Gather every line of the entries that includes the word "heart".

[START Task data]

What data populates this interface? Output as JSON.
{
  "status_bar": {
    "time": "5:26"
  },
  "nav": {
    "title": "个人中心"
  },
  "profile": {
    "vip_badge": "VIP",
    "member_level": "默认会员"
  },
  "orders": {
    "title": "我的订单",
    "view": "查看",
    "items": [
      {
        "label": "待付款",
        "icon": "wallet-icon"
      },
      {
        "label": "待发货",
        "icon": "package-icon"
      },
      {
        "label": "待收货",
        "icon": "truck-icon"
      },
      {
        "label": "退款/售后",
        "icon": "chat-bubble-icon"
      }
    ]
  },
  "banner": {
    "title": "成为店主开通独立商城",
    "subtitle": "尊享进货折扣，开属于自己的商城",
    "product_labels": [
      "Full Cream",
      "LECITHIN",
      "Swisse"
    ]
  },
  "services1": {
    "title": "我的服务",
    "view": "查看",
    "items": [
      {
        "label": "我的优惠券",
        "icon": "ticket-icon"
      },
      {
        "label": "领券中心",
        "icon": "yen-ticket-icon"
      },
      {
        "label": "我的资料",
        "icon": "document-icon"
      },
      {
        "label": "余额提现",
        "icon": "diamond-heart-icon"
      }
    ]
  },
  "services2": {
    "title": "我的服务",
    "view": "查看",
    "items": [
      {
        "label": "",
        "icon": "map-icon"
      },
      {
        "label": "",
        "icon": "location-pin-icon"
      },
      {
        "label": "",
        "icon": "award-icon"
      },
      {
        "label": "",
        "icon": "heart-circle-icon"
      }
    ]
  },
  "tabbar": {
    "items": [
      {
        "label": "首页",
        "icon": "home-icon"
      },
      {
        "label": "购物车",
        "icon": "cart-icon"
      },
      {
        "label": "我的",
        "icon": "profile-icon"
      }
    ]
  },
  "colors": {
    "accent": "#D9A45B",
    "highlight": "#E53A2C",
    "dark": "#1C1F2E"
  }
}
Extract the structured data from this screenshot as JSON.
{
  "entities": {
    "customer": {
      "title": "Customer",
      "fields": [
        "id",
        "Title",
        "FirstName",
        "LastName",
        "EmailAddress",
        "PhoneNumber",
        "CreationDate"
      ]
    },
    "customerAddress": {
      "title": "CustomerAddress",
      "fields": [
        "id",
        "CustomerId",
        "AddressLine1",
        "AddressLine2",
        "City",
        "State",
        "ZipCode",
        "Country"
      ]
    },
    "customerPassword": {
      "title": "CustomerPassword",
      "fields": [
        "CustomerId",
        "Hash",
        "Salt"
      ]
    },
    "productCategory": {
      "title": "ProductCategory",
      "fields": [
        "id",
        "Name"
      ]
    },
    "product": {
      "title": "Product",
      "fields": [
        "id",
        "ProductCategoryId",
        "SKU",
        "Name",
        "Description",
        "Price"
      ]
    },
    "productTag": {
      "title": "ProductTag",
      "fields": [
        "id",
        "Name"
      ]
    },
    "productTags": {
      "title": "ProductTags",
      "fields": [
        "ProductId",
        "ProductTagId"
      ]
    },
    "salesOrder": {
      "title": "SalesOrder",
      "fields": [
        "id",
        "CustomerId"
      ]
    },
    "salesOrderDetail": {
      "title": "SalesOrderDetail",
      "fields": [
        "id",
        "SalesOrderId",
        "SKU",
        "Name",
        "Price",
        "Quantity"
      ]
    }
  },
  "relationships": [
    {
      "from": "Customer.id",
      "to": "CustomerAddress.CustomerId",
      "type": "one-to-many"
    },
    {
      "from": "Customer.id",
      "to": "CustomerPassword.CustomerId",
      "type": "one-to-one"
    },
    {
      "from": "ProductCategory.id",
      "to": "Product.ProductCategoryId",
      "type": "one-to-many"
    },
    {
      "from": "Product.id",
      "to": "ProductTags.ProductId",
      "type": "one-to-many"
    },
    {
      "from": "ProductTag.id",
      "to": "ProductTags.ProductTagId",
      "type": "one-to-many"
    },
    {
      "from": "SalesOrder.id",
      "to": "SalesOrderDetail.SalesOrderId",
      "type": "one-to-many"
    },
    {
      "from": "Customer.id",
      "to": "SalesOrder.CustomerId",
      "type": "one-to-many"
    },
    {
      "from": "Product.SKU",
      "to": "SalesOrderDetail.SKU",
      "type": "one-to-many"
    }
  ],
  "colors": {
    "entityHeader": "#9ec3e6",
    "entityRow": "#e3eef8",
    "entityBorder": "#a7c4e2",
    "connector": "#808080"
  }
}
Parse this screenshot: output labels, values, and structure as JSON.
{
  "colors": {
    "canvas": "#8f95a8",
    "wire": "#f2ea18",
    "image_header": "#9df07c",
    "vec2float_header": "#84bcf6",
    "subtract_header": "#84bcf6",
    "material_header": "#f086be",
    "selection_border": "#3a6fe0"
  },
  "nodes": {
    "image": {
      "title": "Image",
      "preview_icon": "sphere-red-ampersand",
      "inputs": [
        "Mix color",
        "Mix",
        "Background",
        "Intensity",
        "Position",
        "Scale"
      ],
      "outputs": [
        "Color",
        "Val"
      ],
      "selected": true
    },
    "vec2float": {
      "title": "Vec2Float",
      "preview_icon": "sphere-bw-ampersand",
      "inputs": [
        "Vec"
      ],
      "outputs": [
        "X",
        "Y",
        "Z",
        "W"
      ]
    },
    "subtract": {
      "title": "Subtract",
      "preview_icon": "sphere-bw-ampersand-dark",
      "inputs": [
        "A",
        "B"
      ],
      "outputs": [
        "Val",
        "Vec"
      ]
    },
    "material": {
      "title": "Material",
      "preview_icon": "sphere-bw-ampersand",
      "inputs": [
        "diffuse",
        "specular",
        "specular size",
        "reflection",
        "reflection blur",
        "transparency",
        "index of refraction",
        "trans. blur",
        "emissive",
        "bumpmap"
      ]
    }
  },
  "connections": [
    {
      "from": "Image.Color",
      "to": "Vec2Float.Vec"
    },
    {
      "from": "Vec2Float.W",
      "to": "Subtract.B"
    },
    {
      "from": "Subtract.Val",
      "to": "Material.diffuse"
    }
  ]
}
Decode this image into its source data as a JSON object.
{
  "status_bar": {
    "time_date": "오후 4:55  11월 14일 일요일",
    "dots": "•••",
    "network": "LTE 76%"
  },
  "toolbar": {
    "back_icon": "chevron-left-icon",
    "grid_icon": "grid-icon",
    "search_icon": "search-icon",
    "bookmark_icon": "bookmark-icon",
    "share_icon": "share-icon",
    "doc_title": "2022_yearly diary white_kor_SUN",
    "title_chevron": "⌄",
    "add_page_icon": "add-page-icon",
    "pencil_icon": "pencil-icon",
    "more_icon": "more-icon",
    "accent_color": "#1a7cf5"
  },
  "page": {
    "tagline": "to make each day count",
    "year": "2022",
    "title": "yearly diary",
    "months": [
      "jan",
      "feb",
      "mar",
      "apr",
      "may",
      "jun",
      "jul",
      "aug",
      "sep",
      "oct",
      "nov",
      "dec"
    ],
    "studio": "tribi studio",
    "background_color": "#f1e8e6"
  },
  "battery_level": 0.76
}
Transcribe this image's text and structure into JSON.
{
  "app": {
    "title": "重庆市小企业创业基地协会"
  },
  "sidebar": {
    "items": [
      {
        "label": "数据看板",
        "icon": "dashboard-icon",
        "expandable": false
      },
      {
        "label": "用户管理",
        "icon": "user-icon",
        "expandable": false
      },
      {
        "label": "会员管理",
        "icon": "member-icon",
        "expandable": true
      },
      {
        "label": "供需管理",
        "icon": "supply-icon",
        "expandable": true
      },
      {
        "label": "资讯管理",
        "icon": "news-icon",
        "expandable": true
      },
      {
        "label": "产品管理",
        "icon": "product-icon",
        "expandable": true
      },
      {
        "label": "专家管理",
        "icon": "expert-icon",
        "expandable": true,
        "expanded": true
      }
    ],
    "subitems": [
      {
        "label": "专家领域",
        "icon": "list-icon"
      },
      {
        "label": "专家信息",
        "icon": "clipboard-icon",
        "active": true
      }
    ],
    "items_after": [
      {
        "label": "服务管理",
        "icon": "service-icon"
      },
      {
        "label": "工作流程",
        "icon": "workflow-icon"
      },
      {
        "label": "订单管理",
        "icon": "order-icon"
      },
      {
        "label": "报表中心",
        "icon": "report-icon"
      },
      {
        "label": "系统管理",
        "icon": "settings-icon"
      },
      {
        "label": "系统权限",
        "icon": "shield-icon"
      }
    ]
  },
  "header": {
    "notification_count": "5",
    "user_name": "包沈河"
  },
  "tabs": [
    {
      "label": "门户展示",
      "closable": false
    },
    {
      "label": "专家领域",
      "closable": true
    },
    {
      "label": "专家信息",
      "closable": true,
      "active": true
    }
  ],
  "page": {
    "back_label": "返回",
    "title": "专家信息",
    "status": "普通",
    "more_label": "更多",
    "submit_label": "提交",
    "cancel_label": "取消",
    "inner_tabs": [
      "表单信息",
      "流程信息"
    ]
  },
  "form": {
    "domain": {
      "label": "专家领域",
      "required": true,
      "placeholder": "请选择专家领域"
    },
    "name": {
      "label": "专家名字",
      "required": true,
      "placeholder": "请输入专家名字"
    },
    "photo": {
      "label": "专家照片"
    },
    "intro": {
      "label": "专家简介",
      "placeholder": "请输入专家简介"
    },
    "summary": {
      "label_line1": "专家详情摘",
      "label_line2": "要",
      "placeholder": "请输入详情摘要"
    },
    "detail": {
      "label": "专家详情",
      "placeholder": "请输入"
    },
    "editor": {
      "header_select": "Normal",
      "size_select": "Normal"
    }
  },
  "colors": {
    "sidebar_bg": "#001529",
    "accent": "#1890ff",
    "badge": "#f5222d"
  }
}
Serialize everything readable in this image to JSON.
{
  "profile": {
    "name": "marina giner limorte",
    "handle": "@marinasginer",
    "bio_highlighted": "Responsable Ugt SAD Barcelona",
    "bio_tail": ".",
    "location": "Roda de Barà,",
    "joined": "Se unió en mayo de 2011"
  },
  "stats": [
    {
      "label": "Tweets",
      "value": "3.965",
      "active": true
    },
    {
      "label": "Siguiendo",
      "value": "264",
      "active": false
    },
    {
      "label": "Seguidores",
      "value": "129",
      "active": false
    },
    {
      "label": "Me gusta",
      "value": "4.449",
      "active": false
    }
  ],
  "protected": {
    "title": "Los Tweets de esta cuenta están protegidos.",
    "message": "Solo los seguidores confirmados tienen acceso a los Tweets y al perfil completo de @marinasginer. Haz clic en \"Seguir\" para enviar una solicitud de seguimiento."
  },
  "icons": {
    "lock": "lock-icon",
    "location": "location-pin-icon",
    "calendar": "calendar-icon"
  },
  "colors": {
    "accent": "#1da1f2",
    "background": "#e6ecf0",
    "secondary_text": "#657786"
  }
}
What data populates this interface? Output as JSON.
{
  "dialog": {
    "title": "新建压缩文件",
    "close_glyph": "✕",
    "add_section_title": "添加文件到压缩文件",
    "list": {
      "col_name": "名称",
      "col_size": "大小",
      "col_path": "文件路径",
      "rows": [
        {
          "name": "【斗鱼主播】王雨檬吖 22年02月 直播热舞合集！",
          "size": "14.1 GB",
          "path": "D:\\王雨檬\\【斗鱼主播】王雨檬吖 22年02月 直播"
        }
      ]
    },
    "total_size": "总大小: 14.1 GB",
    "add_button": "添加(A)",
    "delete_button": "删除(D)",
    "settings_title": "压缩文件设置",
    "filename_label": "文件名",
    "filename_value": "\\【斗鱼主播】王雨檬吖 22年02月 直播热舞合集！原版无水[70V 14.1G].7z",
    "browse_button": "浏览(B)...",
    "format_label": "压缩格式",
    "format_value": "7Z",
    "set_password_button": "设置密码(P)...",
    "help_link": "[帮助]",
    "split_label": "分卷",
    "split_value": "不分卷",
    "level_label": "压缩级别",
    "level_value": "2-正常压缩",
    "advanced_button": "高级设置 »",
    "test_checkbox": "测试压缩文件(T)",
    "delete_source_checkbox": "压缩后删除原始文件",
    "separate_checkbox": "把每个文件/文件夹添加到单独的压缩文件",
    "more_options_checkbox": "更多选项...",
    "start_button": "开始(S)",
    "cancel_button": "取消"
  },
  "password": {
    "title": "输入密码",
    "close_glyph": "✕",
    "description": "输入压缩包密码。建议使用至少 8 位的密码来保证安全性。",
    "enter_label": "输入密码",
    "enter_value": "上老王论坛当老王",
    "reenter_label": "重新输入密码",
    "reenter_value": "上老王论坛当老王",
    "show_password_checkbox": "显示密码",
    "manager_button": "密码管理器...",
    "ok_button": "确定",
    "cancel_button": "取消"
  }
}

[END Task data]

__Answer for this exercise__:
        "icon": "diamond-heart-icon"
        "icon": "heart-circle-icon"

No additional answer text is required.